Given exercise
Please give the listing again, word for word, with nothing left out.
+ + + +
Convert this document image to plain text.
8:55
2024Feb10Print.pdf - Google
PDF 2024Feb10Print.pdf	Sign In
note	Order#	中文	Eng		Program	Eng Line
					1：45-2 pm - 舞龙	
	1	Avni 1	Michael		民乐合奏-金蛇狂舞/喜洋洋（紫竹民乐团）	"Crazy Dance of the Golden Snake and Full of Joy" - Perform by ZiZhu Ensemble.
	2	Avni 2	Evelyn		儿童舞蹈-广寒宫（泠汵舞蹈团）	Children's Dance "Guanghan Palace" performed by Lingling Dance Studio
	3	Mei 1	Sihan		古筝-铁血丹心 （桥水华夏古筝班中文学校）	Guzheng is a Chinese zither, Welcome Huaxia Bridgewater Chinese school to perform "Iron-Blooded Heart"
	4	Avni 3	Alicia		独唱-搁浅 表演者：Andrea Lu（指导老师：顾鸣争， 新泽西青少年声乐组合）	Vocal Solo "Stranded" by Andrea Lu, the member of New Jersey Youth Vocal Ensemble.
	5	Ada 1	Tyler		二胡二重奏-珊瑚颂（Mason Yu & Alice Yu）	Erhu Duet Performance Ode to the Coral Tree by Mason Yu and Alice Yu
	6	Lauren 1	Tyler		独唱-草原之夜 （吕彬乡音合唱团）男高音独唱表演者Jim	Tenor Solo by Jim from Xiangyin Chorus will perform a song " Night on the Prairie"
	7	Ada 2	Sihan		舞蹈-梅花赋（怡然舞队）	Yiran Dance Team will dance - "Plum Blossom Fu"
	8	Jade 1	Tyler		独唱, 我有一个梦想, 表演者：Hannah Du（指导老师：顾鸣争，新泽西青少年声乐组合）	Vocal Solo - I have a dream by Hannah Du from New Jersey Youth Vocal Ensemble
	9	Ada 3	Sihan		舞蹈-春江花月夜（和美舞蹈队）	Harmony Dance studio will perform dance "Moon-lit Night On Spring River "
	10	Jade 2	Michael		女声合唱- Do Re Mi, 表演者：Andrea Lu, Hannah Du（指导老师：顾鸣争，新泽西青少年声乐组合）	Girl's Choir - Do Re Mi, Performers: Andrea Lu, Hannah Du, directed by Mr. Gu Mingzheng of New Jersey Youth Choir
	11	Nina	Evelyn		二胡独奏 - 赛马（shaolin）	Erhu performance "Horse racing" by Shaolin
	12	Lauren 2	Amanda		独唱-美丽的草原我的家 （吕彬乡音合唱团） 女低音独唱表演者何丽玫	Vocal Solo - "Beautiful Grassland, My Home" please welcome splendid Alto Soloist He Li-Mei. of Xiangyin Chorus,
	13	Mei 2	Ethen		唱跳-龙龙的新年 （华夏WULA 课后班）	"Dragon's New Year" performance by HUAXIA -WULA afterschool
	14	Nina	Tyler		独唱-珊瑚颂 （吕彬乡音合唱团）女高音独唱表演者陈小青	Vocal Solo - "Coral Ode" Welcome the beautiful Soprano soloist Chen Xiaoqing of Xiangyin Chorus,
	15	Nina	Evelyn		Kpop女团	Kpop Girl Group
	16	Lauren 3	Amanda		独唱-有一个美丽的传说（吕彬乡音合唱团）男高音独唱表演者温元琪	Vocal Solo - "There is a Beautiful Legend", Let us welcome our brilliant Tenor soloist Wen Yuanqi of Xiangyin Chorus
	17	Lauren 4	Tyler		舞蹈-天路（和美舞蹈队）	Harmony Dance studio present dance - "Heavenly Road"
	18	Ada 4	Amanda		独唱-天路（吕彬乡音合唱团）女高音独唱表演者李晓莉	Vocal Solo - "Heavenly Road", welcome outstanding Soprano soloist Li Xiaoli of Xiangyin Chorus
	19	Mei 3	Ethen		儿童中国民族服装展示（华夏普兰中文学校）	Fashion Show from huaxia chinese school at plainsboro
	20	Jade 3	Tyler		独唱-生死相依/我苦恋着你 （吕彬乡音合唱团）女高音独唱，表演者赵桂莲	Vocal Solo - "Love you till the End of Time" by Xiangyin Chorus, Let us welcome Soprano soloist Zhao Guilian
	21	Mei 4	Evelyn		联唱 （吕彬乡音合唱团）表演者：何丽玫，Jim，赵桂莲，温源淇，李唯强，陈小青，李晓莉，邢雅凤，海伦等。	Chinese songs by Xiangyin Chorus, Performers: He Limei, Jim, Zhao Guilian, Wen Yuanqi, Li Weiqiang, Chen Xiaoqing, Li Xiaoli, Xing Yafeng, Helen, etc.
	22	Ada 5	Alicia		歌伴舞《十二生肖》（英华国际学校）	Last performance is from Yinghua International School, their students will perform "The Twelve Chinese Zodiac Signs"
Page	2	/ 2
+ + + +
Correct result
Convert this document image to plain text.
8:55
2024Feb10Print.pdf - Google
PDF 2024Feb10Print.pdf	Sign In
note	Order#	中文	Eng		Program	Eng Line
					1：45-2 pm - 舞龙	
	1	Avni 1	Michael		民乐合奏-金蛇狂舞/喜洋洋（紫竹民乐团）	"Crazy Dance of the Golden Snake and Full of Joy" - Perform by ZiZhu Ensemble.
	2	Avni 2	Evelyn		儿童舞蹈-广寒宫（泠汵舞蹈团）	Children's Dance "Guanghan Palace" performed by Lingling Dance Studio
	3	Mei 1	Sihan		古筝-铁血丹心 （桥水华夏古筝班中文学校）	Guzheng is a Chinese zither, Welcome Huaxia Bridgewater Chinese school to perform "Iron-Blooded Heart"
	4	Avni 3	Alicia		独唱-搁浅 表演者：Andrea Lu（指导老师：顾鸣争， 新泽西青少年声乐组合）	Vocal Solo "Stranded" by Andrea Lu, the member of New Jersey Youth Vocal Ensemble.
	5	Ada 1	Tyler		二胡二重奏-珊瑚颂（Mason Yu & Alice Yu）	Erhu Duet Performance Ode to the Coral Tree by Mason Yu and Alice Yu
	6	Lauren 1	Tyler		独唱-草原之夜 （吕彬乡音合唱团）男高音独唱表演者Jim	Tenor Solo by Jim from Xiangyin Chorus will perform a song " Night on the Prairie"
	7	Ada 2	Sihan		舞蹈-梅花赋（怡然舞队）	Yiran Dance Team will dance - "Plum Blossom Fu"
	8	Jade 1	Tyler		独唱, 我有一个梦想, 表演者：Hannah Du（指导老师：顾鸣争，新泽西青少年声乐组合）	Vocal Solo - I have a dream by Hannah Du from New Jersey Youth Vocal Ensemble
	9	Ada 3	Sihan		舞蹈-春江花月夜（和美舞蹈队）	Harmony Dance studio will perform dance "Moon-lit Night On Spring River "
	10	Jade 2	Michael		女声合唱- Do Re Mi, 表演者：Andrea Lu, Hannah Du（指导老师：顾鸣争，新泽西青少年声乐组合）	Girl's Choir - Do Re Mi, Performers: Andrea Lu, Hannah Du, directed by Mr. Gu Mingzheng of New Jersey Youth Choir
	11	Nina	Evelyn		二胡独奏 - 赛马（shaolin）	Erhu performance "Horse racing" by Shaolin
	12	Lauren 2	Amanda		独唱-美丽的草原我的家 （吕彬乡音合唱团） 女低音独唱表演者何丽玫	Vocal Solo - "Beautiful Grassland, My Home" please welcome splendid Alto Soloist He Li-Mei. of Xiangyin Chorus,
	13	Mei 2	Ethen		唱跳-龙龙的新年 （华夏WULA 课后班）	"Dragon's New Year" performance by HUAXIA -WULA afterschool
	14	Nina	Tyler		独唱-珊瑚颂 （吕彬乡音合唱团）女高音独唱表演者陈小青	Vocal Solo - "Coral Ode" Welcome the beautiful Soprano soloist Chen Xiaoqing of Xiangyin Chorus,
	15	Nina	Evelyn		Kpop女团	Kpop Girl Group
	16	Lauren 3	Amanda		独唱-有一个美丽的传说（吕彬乡音合唱团）男高音独唱表演者温元琪	Vocal Solo - "There is a Beautiful Legend", Let us welcome our brilliant Tenor soloist Wen Yuanqi of Xiangyin Chorus
	17	Lauren 4	Tyler		舞蹈-天路（和美舞蹈队）	Harmony Dance studio present dance - "Heavenly Road"
	18	Ada 4	Amanda		独唱-天路（吕彬乡音合唱团）女高音独唱表演者李晓莉	Vocal Solo - "Heavenly Road", welcome outstanding Soprano soloist Li Xiaoli of Xiangyin Chorus
	19	Mei 3	Ethen		儿童中国民族服装展示（华夏普兰中文学校）	Fashion Show from huaxia chinese school at plainsboro
	20	Jade 3	Tyler		独唱-生死相依/我苦恋着你 （吕彬乡音合唱团）女高音独唱，表演者赵桂莲	Vocal Solo - "Love you till the End of Time" by Xiangyin Chorus, Let us welcome Soprano soloist Zhao Guilian
	21	Mei 4	Evelyn		联唱 （吕彬乡音合唱团）表演者：何丽玫，Jim，赵桂莲，温源淇，李唯强，陈小青，李晓莉，邢雅凤，海伦等。	Chinese songs by Xiangyin Chorus, Performers: He Limei, Jim, Zhao Guilian, Wen Yuanqi, Li Weiqiang, Chen Xiaoqing, Li Xiaoli, Xing Yafeng, Helen, etc.
	22	Ada 5	Alicia		歌伴舞《十二生肖》（英华国际学校）	Last performance is from Yinghua International School, their students will perform "The Twelve Chinese Zodiac Signs"
Page	2	/ 2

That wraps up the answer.